### Excerpt provided
* Start *

Regarding the active control, if the roller contains a sealed
volume, then the pressure increases if the roller is pressed on the
surface to be printed. As a result, the (local) pressure value of
the stamp on the surface also increases. The volume can, however,
be connected to a pressure sensor and a pump 130 so that the
pressure in the volume can be maintained at a set value.
Specifically, the pressure sensor and pump 130 bleed gas out of the
volume 100 when it is compressed during printing to avoid an
increase in pressure. The gas can be air or other suitable gas.
Moreover, note that a fluid filled volume may be used in place of
gas if the fluid pressure is kept constant, e.g., by a tube
connection to separate external pressure control unit.
[0015] When printing is completed and the roller 100 no longer
contacts the substrate 120, gas is pumped into the volume to
maintain the desired pressure. The pressure can also be adjusted
for different printing pressures. Moreover, ambient pressure
changes can also be corrected for by adding gas when the ambient
pressure increases. Implementation of the pressure sensor and pump
130 can be achieved using various technologies known to those
skilled in the art.

* End *

### Instruction 1
According to the excerpt on roller pressure control, what do the pressure sensor and pump 130 do when the volume is compressed during printing?
### Instruction 2
Carry the excerpt on roller pressure control forward from its final sentence.
The material after this point is not needed.

### Raw data
* Start *

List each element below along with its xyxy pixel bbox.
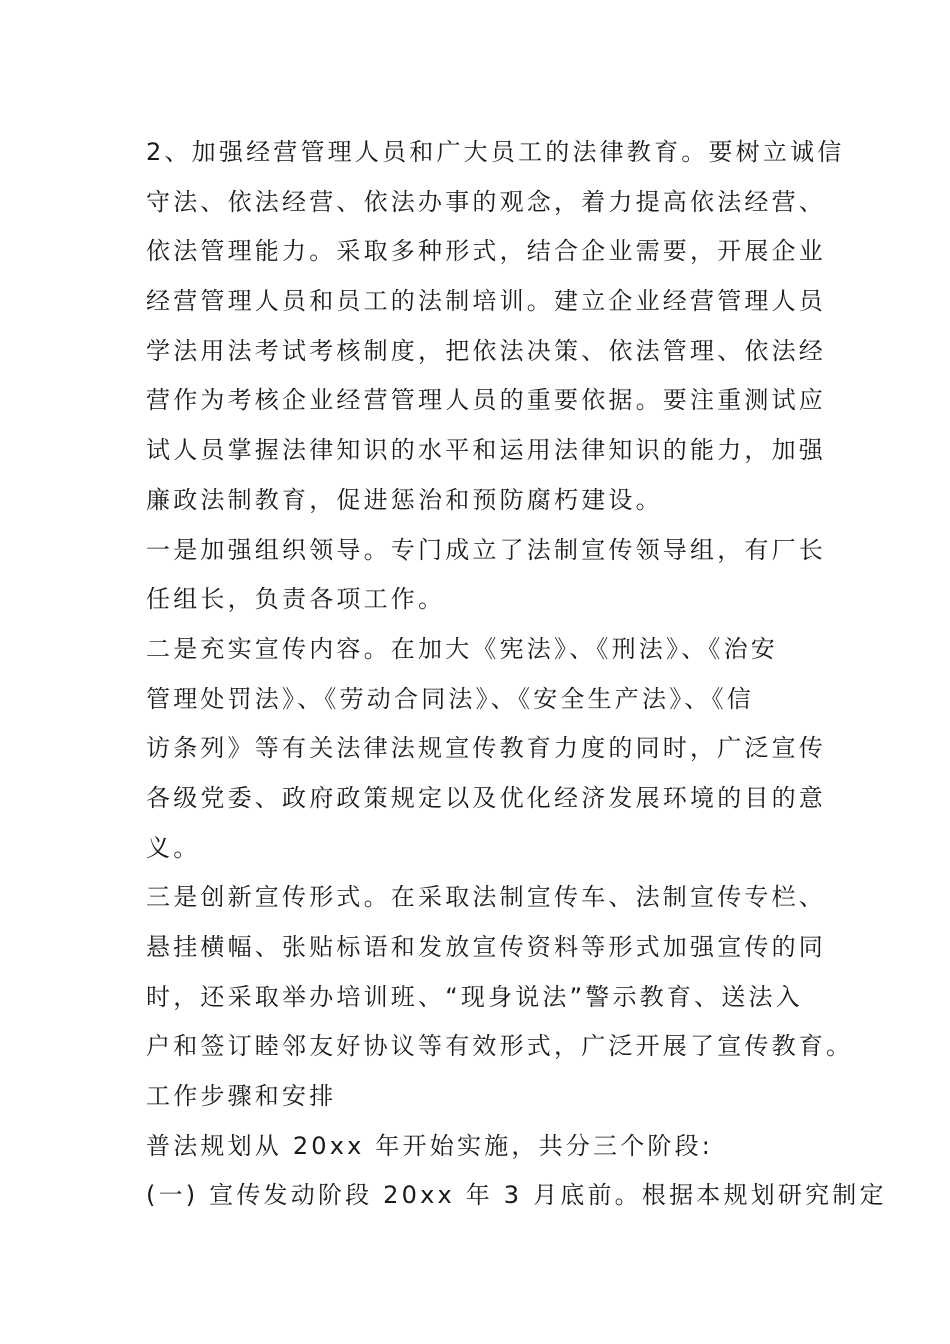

* End *

### Exercise answer 1
They bleed gas out of volume 100 to keep the pressure from increasing.

### Exercise answer 2
[0016] In contrast to the example of a tire, the air pressure in
the roller 100 need not be set at a high value, since it need not
support the weight of the roller 100. This weight can be supported
by an axle along the roller's rotation axis, for instance. For
example, as discussed further below in connection with FIGS. 2 and
3, a hard cylindrical support can be supported by an axle along a
rotation axis. This axle supports the weight of the whole roller,
since otherwise this weight can easily lead to a large total
contact area between the stamp and the surface. In contrast, a
bicycle tire at a given air pressure has more contact area with the
road for a heavy car than for a light car.
[0017] The invention achieves several benefits, including: (1) The
printing pressure is uniform over the contact area between the
roller and substrate; (2) The vertical position of the roller is
less critical, such as in the above-described kiss-printing
situation; and (3) If stretching of the stamp surface is prevented,
the distortion in the printed image can be kept to a minimum.
[0018] However, in practice, the above scenario cannot be realized
without additional measures. A mechanical contact is required
between the stamp surface and the roller axle, for instance.
Various approaches may be used to achieve this. One possible
approach is schematically illustrated in FIG. 2, which provides a
schematic of a roller 200 with a micro-contact stamp surface 240, a
hard, non-deformable cylindrical support 210 and a central gas
filled volume or container 220. The contact area is not shown to
scale. The cylindrical support 210 need not be precisely a cylinder
but may be comprised of a number of flat surfaces, for example. The
volume 220 may be formed by a deformable, gas-tight material 225
such as rubber that acts as a bladder. The volume 220 may be donut
shaped to accommodate a central axle.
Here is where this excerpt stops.